Data records:
START
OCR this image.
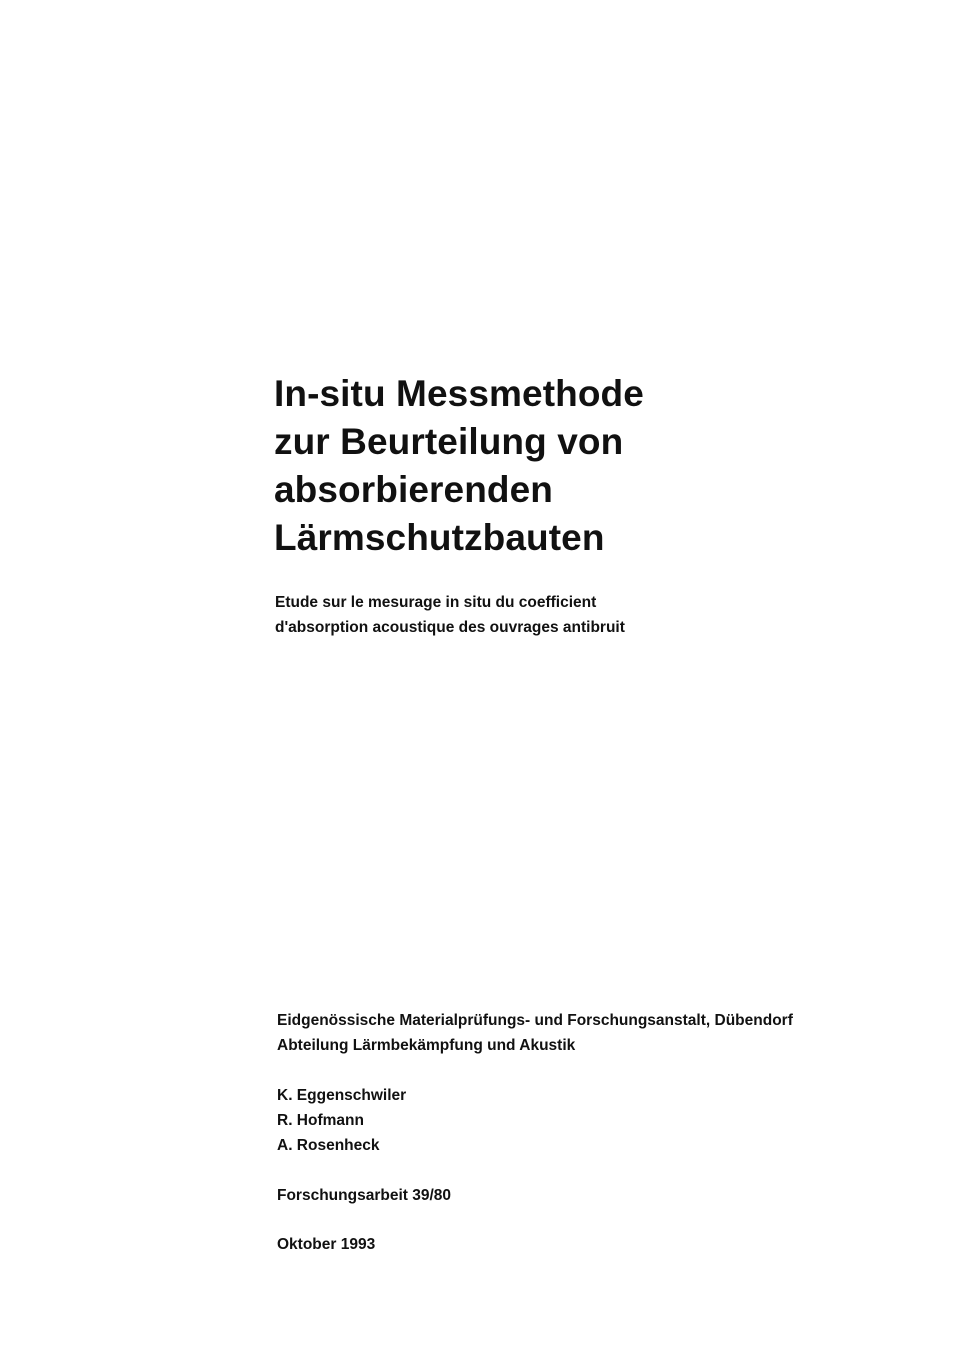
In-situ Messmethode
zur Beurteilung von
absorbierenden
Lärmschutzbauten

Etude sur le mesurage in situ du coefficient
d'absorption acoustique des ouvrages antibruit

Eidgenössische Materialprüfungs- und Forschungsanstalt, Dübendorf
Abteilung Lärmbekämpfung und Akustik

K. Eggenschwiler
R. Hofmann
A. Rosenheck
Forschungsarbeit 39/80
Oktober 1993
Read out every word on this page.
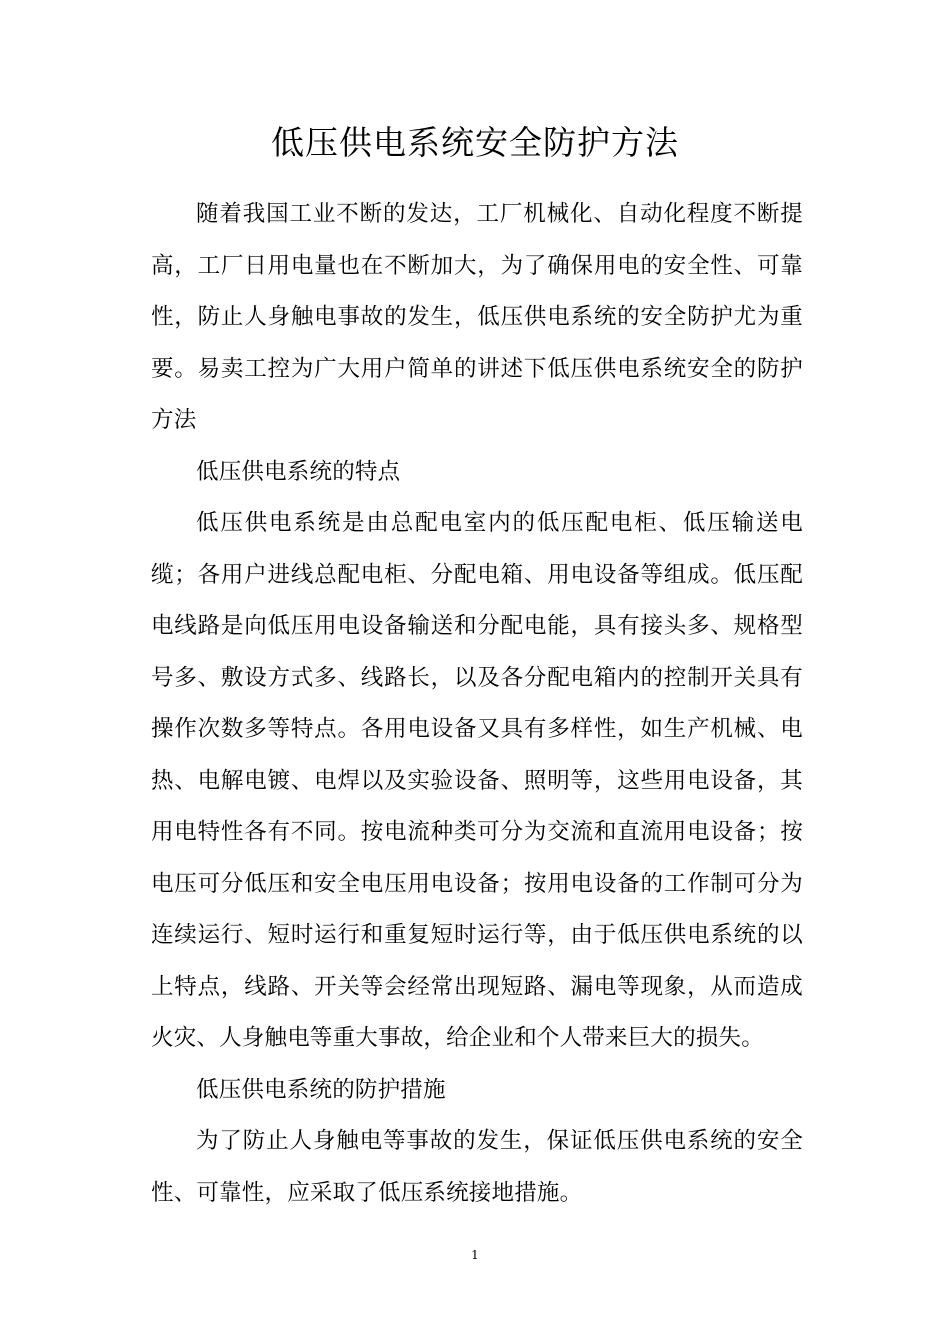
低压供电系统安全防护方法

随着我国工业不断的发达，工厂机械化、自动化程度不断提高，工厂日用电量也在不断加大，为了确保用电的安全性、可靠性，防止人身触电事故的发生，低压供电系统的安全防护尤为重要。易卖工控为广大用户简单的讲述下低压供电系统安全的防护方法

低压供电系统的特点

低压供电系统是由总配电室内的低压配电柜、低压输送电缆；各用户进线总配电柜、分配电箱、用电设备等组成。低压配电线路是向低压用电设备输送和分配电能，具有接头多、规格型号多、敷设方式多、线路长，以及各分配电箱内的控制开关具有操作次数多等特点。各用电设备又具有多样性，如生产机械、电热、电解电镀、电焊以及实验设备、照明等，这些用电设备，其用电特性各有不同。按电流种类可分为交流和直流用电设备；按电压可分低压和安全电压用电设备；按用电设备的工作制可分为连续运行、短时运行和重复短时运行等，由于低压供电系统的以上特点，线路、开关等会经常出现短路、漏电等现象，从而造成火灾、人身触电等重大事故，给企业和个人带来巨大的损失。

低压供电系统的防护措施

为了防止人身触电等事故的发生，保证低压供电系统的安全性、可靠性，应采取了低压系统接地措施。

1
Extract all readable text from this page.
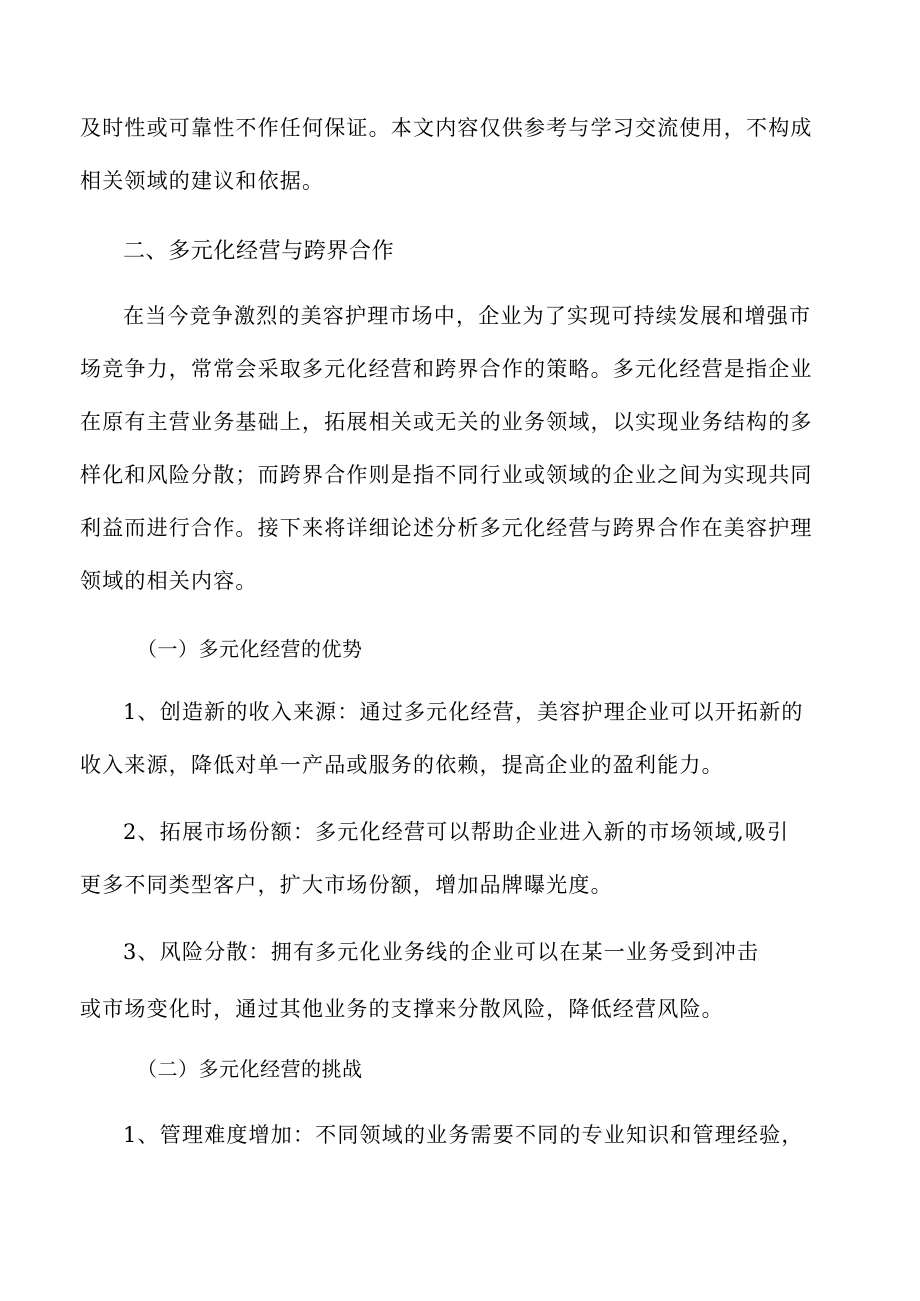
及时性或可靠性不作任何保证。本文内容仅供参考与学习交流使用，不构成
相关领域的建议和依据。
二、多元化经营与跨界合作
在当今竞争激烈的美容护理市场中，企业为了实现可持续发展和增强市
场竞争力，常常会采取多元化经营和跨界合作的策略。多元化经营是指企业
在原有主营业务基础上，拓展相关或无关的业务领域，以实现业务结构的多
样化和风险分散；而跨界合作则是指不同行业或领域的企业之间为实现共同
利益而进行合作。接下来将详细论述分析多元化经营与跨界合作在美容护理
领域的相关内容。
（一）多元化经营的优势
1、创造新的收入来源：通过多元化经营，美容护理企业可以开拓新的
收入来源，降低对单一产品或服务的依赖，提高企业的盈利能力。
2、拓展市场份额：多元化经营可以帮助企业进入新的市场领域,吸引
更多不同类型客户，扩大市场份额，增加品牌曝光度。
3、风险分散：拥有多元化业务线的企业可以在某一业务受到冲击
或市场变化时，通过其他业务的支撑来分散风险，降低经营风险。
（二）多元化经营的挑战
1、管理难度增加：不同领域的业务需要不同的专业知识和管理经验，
END
- [Objective] Within the material above, find the lines that contain the word "this"; copy them.

- [Task answer]
OCR this image.
Read out every word on this page.
Extract all readable text from this page.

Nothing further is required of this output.